## SHORT EXERCISE
Reproduce the records below verbatim, starting at the line that contains "graph-node <box>2431 322 2445 336</box>" and ending at the line that contains "graph-edge <box>516 314 664 365</box>", with both of those lines included and nothing else.

(Element and box listings)
╭──

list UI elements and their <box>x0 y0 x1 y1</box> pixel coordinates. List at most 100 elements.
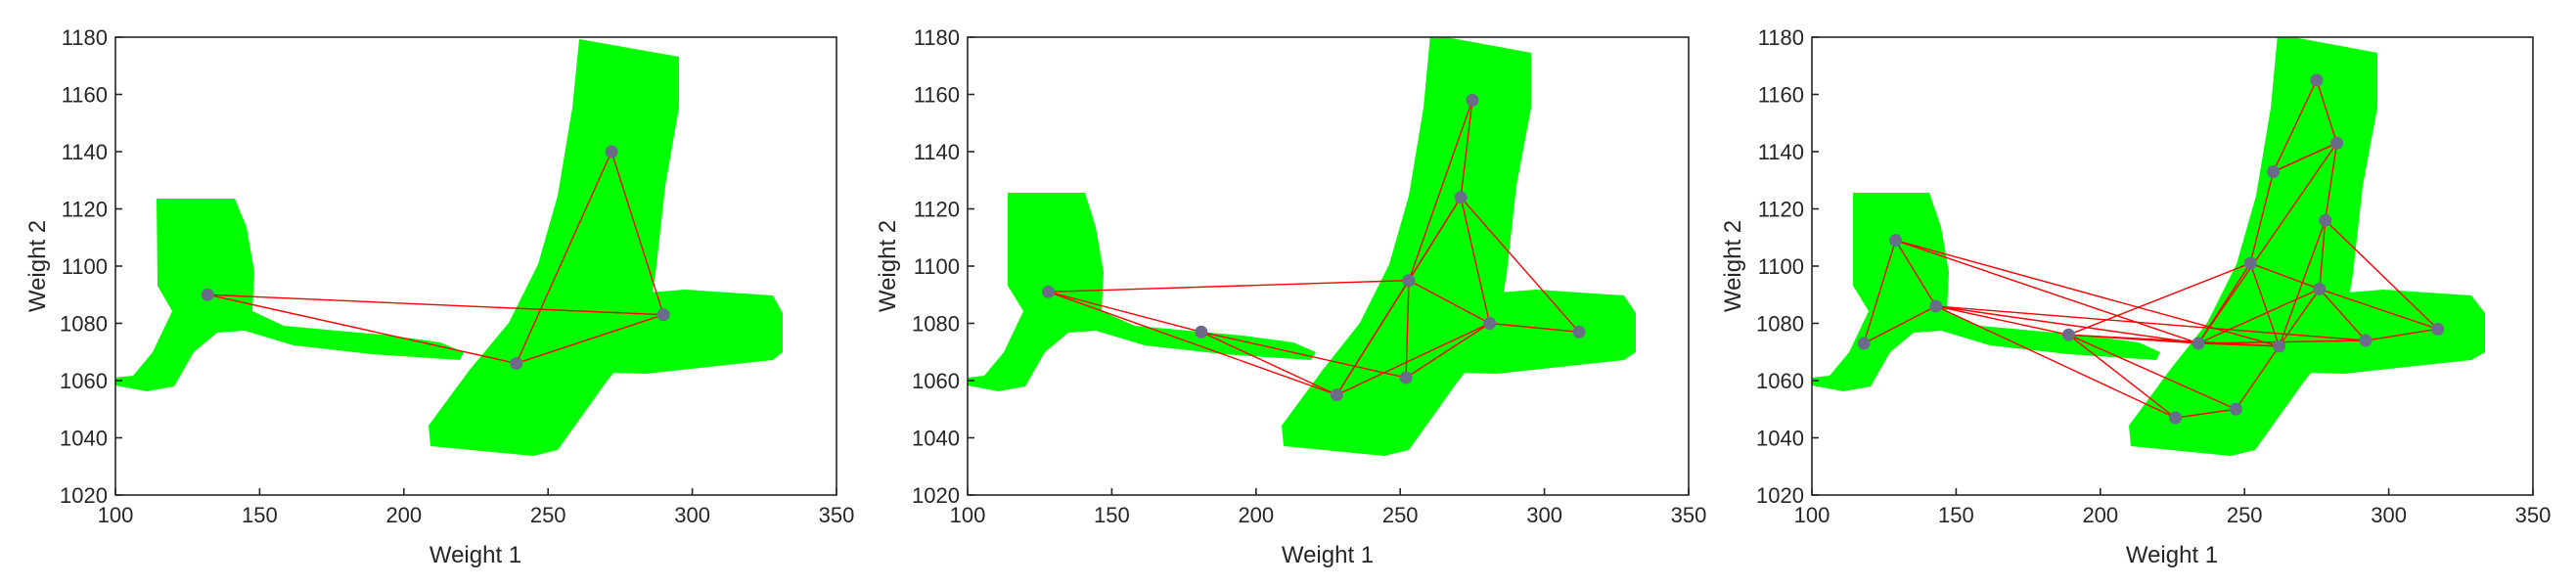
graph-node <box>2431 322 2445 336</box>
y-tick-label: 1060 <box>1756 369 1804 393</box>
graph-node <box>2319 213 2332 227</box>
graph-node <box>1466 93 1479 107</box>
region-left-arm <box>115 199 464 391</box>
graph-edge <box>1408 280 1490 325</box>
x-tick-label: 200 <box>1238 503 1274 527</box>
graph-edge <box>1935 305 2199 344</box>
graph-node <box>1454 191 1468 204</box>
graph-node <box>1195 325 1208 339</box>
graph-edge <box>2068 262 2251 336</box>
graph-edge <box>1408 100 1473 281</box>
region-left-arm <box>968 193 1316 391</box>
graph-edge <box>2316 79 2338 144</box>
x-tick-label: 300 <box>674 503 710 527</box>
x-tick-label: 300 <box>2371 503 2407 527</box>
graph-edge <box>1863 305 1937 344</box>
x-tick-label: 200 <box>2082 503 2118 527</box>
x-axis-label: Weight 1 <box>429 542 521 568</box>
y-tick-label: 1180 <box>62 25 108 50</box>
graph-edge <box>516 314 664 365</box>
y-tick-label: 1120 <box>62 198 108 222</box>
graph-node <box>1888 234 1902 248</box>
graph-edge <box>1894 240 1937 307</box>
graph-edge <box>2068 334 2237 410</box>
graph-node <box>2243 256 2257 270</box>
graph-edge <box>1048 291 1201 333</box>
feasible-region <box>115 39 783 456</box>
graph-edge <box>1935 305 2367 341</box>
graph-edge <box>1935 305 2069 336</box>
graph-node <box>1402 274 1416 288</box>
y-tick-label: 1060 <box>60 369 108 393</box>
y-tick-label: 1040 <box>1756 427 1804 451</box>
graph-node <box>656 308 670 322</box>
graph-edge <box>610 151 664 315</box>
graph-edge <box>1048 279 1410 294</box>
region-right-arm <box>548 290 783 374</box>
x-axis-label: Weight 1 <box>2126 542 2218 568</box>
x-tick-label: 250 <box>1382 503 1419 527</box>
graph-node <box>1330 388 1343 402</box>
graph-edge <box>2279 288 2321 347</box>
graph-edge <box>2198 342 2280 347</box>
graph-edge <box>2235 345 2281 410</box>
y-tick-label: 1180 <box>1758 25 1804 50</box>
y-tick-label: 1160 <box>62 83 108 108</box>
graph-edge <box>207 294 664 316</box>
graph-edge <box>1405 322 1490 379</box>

╰──

## ANSWER
graph-node <box>2431 322 2445 336</box>
y-tick-label: 1060 <box>1756 369 1804 393</box>
graph-node <box>2319 213 2332 227</box>
graph-node <box>1466 93 1479 107</box>
region-left-arm <box>115 199 464 391</box>
graph-edge <box>1408 280 1490 325</box>
x-tick-label: 200 <box>1238 503 1274 527</box>
graph-edge <box>1935 305 2199 344</box>
graph-node <box>1454 191 1468 204</box>
graph-node <box>1195 325 1208 339</box>
graph-edge <box>2068 262 2251 336</box>
graph-edge <box>1408 100 1473 281</box>
region-left-arm <box>968 193 1316 391</box>
graph-edge <box>2316 79 2338 144</box>
x-tick-label: 300 <box>674 503 710 527</box>
x-tick-label: 300 <box>2371 503 2407 527</box>
graph-edge <box>1863 305 1937 344</box>
x-tick-label: 200 <box>2082 503 2118 527</box>
x-axis-label: Weight 1 <box>429 542 521 568</box>
y-tick-label: 1180 <box>62 25 108 50</box>
graph-edge <box>516 314 664 365</box>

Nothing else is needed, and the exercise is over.